Task prompt:
Extract all records. Keep each one exact.

Stored entries:
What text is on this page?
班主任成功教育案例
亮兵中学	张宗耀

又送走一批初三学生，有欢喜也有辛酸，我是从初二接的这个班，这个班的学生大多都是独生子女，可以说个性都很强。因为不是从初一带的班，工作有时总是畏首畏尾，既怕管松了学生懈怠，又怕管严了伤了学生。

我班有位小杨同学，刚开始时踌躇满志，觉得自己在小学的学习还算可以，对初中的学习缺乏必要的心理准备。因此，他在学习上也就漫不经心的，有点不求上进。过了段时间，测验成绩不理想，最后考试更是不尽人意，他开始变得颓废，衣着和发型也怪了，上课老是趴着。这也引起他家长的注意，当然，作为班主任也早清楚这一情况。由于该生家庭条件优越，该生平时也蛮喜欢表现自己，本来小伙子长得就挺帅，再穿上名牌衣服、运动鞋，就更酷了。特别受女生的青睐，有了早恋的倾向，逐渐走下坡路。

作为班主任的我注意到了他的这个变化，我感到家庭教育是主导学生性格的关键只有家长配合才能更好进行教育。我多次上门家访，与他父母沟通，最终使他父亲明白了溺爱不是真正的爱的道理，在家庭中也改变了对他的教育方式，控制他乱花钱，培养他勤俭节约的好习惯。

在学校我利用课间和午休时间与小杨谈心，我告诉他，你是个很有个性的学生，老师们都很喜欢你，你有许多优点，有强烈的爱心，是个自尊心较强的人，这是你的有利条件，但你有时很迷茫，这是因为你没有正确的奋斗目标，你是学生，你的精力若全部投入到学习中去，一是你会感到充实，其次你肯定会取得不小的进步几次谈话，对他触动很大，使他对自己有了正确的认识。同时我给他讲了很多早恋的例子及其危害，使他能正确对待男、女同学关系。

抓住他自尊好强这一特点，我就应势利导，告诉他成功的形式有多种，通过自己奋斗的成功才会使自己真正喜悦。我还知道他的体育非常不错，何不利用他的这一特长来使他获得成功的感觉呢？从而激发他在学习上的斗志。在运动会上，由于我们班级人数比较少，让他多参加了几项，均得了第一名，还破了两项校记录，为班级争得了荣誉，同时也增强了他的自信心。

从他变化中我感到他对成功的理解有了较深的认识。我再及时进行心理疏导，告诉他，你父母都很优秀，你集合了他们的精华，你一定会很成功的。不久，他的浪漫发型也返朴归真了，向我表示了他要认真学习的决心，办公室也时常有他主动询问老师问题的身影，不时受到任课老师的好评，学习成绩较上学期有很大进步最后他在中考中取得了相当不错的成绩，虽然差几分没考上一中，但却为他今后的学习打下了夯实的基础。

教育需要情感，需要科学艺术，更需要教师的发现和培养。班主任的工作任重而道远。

Finished task:
What text is on this page?
班主任成功教育案例
亮兵中学	张宗耀

又送走一批初三学生，有欢喜也有辛酸，我是从初二接的这个班，这个班的学生大多都是独生子女，可以说个性都很强。因为不是从初一带的班，工作有时总是畏首畏尾，既怕管松了学生懈怠，又怕管严了伤了学生。

我班有位小杨同学，刚开始时踌躇满志，觉得自己在小学的学习还算可以，对初中的学习缺乏必要的心理准备。因此，他在学习上也就漫不经心的，有点不求上进。过了段时间，测验成绩不理想，最后考试更是不尽人意，他开始变得颓废，衣着和发型也怪了，上课老是趴着。这也引起他家长的注意，当然，作为班主任也早清楚这一情况。由于该生家庭条件优越，该生平时也蛮喜欢表现自己，本来小伙子长得就挺帅，再穿上名牌衣服、运动鞋，就更酷了。特别受女生的青睐，有了早恋的倾向，逐渐走下坡路。

作为班主任的我注意到了他的这个变化，我感到家庭教育是主导学生性格的关键只有家长配合才能更好进行教育。我多次上门家访，与他父母沟通，最终使他父亲明白了溺爱不是真正的爱的道理，在家庭中也改变了对他的教育方式，控制他乱花钱，培养他勤俭节约的好习惯。

在学校我利用课间和午休时间与小杨谈心，我告诉他，你是个很有个性的学生，老师们都很喜欢你，你有许多优点，有强烈的爱心，是个自尊心较强的人，这是你的有利条件，但你有时很迷茫，这是因为你没有正确的奋斗目标，你是学生，你的精力若全部投入到学习中去，一是你会感到充实，其次你肯定会取得不小的进步几次谈话，对他触动很大，使他对自己有了正确的认识。同时我给他讲了很多早恋的例子及其危害，使他能正确对待男、女同学关系。

抓住他自尊好强这一特点，我就应势利导，告诉他成功的形式有多种，通过自己奋斗的成功才会使自己真正喜悦。我还知道他的体育非常不错，何不利用他的这一特长来使他获得成功的感觉呢？从而激发他在学习上的斗志。在运动会上，由于我们班级人数比较少，让他多参加了几项，均得了第一名，还破了两项校记录，为班级争得了荣誉，同时也增强了他的自信心。

从他变化中我感到他对成功的理解有了较深的认识。我再及时进行心理疏导，告诉他，你父母都很优秀，你集合了他们的精华，你一定会很成功的。不久，他的浪漫发型也返朴归真了，向我表示了他要认真学习的决心，办公室也时常有他主动询问老师问题的身影，不时受到任课老师的好评，学习成绩较上学期有很大进步最后他在中考中取得了相当不错的成绩，虽然差几分没考上一中，但却为他今后的学习打下了夯实的基础。

教育需要情感，需要科学艺术，更需要教师的发现和培养。班主任的工作任重而道远。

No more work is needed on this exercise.